_TO DO_. From the records below, copy every line that contains the word "screenshot".

--- START OF RECORDS TO USE ---

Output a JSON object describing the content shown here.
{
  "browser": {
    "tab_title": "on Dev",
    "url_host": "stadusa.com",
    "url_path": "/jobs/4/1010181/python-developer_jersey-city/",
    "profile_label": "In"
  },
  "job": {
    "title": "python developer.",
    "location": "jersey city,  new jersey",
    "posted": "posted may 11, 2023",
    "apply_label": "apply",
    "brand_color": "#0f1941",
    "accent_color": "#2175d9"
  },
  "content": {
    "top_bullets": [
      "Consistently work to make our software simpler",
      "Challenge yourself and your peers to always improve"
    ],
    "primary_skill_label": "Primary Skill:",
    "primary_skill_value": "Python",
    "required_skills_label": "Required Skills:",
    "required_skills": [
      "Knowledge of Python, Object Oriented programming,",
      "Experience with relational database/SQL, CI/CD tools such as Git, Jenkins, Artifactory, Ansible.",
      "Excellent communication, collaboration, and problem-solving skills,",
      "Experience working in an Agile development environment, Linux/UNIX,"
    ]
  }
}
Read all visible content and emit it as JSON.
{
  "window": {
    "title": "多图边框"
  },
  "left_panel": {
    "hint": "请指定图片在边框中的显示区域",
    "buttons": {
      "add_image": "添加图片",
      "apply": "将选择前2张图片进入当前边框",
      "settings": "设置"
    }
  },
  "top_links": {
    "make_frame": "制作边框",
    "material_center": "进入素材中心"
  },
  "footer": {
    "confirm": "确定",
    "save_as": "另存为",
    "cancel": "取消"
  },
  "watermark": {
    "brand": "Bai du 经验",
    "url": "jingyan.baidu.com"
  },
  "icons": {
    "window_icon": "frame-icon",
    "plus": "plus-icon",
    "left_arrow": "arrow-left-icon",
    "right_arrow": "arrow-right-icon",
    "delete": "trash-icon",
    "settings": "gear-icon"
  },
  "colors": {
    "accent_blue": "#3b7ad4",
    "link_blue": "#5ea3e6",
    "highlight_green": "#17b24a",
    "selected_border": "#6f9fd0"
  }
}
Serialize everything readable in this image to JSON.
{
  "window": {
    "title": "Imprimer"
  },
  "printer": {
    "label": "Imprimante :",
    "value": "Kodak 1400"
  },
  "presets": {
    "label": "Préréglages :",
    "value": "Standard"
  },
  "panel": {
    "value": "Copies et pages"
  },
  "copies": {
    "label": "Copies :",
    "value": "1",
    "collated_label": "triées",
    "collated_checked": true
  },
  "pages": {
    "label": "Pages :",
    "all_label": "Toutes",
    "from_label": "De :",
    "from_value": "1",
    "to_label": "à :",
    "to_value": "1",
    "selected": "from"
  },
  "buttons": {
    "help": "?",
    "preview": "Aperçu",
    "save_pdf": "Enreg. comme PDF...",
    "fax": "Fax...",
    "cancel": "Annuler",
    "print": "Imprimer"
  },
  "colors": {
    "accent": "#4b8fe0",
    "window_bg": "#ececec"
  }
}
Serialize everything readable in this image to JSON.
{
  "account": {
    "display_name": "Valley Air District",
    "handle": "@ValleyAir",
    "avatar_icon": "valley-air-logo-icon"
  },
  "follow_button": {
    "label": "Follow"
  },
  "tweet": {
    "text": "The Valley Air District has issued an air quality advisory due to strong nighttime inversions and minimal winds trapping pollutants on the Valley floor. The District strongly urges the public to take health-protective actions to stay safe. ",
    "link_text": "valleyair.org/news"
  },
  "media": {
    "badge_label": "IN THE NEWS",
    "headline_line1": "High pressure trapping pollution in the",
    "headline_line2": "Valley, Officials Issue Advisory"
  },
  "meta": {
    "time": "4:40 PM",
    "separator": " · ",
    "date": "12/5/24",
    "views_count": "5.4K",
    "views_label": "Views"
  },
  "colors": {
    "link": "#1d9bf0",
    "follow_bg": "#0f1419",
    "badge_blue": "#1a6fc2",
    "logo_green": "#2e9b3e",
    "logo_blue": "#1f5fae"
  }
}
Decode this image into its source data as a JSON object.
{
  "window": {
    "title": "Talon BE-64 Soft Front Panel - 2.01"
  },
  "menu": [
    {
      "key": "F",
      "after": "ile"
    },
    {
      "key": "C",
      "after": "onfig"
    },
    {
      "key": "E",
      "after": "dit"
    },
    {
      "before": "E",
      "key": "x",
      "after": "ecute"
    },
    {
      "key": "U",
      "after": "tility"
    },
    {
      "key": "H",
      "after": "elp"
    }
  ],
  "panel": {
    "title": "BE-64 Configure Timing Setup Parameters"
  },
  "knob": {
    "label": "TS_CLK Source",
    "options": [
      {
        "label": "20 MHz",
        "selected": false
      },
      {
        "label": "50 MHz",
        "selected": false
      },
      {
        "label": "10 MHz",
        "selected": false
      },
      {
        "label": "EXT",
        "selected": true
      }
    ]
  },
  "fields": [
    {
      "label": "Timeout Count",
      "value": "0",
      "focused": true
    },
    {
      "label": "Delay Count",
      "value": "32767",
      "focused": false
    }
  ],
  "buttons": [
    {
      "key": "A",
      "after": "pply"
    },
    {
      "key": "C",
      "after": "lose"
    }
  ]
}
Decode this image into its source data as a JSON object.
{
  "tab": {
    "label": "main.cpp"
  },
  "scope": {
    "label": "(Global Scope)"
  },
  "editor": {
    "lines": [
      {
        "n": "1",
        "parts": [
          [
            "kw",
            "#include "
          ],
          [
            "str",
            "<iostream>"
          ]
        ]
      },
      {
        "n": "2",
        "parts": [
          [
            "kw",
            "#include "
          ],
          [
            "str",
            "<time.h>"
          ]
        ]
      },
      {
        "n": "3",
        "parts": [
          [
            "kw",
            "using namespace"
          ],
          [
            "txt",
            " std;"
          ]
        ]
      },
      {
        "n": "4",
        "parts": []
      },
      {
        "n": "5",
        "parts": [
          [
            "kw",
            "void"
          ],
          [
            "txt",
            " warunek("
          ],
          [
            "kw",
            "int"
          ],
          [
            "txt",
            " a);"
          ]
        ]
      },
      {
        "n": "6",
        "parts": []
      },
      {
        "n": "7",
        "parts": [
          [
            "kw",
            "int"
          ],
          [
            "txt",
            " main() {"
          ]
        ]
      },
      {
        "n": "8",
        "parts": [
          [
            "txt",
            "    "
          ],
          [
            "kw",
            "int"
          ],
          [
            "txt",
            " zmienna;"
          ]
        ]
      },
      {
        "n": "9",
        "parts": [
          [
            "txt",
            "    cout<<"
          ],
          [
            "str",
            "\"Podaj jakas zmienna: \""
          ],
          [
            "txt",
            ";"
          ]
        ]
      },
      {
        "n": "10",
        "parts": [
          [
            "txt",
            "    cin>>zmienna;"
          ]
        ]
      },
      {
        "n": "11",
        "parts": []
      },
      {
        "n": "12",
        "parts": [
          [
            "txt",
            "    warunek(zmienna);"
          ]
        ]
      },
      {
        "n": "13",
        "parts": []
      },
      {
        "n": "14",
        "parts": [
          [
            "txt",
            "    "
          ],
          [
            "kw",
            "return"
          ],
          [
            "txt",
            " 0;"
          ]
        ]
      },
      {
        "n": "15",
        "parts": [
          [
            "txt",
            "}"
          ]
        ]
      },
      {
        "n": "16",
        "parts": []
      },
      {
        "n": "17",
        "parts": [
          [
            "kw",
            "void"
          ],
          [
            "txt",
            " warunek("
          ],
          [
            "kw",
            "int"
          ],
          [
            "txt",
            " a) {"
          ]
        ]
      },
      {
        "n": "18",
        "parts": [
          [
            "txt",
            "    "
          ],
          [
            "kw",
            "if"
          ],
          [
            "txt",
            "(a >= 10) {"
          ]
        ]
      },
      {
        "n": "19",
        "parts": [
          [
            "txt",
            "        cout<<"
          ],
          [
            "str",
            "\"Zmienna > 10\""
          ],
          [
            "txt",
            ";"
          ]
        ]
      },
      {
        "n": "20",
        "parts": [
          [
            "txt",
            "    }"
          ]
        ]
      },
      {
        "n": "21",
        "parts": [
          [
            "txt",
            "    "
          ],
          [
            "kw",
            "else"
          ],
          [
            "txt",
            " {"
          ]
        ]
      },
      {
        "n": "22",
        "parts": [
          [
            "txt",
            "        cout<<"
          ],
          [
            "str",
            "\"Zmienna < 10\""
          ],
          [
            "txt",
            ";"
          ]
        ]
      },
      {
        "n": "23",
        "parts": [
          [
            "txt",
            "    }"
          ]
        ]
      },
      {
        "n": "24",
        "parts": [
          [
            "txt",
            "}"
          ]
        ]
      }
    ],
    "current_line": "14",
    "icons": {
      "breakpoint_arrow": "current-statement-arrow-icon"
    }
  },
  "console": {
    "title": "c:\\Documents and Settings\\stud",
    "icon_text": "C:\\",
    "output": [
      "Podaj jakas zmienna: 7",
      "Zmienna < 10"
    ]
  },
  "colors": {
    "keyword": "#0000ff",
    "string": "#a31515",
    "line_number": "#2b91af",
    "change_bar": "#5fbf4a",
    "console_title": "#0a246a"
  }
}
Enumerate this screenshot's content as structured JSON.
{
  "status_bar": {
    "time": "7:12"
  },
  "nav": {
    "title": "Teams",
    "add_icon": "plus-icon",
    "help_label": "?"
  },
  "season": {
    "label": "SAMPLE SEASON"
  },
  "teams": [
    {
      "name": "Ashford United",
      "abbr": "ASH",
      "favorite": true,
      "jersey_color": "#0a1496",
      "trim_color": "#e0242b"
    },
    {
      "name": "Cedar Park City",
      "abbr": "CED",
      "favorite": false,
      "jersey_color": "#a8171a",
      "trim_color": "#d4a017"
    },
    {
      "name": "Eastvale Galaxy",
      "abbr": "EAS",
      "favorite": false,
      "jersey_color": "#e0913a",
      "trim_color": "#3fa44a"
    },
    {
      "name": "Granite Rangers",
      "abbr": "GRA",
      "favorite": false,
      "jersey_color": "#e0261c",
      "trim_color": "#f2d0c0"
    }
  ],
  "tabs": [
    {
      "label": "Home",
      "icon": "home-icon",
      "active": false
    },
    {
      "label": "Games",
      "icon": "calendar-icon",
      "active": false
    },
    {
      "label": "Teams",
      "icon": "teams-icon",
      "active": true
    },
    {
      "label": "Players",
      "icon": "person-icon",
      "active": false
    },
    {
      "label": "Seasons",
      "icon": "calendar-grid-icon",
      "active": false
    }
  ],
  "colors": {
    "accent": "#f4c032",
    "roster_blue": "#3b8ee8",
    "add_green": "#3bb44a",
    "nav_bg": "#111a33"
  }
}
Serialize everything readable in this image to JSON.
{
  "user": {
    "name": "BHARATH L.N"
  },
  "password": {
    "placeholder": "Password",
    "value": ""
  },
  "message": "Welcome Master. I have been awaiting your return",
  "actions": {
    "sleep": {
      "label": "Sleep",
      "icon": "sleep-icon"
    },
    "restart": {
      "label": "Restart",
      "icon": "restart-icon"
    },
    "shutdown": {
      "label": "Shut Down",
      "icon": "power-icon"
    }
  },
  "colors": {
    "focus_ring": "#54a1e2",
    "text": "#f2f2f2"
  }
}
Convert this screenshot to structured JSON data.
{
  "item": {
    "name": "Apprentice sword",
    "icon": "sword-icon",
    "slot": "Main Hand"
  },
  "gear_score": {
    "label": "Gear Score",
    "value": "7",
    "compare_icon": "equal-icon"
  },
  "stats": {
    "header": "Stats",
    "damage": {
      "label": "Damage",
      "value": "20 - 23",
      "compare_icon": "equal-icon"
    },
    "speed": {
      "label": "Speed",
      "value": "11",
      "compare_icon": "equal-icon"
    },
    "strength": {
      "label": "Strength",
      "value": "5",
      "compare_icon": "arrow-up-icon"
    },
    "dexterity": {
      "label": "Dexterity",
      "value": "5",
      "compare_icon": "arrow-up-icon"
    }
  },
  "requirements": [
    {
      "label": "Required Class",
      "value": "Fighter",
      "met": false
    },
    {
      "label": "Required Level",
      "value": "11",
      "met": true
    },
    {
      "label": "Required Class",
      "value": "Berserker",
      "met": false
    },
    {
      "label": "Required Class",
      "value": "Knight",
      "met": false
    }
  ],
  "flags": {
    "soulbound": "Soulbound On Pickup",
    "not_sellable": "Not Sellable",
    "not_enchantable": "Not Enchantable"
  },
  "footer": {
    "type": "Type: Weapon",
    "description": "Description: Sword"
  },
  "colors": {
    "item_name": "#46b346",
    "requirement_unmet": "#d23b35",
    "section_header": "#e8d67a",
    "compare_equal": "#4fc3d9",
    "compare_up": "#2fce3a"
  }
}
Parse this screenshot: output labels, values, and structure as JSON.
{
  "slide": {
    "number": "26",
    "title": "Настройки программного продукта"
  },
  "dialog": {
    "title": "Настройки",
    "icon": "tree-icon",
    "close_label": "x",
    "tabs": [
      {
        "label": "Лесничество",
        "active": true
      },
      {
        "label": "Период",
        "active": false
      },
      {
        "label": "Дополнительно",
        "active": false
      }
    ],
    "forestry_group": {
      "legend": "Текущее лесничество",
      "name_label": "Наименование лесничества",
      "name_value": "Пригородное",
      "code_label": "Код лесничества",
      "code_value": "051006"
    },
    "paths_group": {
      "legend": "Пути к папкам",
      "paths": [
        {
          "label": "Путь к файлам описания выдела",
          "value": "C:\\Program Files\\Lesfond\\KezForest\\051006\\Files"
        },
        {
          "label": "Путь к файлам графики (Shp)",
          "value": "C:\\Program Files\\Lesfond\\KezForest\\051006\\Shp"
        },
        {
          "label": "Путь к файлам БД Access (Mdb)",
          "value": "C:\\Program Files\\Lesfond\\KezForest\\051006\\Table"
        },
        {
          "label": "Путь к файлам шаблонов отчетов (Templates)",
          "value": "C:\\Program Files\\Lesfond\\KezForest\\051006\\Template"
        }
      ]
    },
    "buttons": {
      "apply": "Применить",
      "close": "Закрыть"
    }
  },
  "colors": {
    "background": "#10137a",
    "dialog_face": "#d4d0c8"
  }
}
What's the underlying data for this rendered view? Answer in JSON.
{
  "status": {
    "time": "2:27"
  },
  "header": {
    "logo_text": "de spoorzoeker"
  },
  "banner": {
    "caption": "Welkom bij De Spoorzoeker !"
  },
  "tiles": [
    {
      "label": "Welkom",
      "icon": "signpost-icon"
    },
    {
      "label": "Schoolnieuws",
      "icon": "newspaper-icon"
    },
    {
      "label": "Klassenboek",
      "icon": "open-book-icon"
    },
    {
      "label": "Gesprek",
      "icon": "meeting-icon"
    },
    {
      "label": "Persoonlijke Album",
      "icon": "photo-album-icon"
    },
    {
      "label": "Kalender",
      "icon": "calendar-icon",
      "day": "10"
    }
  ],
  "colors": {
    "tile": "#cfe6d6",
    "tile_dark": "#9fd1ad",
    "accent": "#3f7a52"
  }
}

--- END OF RECORDS TO USE ---

_EXERCISE RESULT_.
Enumerate this screenshot's content as structured JSON.
Convert this screenshot to structured JSON data.
Parse this screenshot: output labels, values, and structure as JSON.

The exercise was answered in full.